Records
::::

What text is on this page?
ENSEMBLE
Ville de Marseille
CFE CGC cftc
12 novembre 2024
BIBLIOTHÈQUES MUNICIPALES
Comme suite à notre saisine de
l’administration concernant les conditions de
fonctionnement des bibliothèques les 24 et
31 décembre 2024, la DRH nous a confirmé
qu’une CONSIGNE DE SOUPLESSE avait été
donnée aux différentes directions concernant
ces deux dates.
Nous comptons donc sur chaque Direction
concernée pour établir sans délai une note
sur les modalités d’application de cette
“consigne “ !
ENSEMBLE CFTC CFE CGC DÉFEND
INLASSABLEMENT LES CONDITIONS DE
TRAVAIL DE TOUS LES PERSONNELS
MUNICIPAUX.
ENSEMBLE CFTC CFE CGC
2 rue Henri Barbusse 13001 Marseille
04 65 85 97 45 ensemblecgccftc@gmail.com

::::

Written problem
Using the data above, reproduce every line exactly.

Solution
What text is on this page?
ENSEMBLE
Ville de Marseille
CFE CGC cftc
12 novembre 2024
BIBLIOTHÈQUES MUNICIPALES
Comme suite à notre saisine de
l’administration concernant les conditions de
fonctionnement des bibliothèques les 24 et
31 décembre 2024, la DRH nous a confirmé
qu’une CONSIGNE DE SOUPLESSE avait été
donnée aux différentes directions concernant
ces deux dates.
Nous comptons donc sur chaque Direction
concernée pour établir sans délai une note
sur les modalités d’application de cette
“consigne “ !
ENSEMBLE CFTC CFE CGC DÉFEND
INLASSABLEMENT LES CONDITIONS DE
TRAVAIL DE TOUS LES PERSONNELS
MUNICIPAUX.
ENSEMBLE CFTC CFE CGC
2 rue Henri Barbusse 13001 Marseille
04 65 85 97 45 ensemblecgccftc@gmail.com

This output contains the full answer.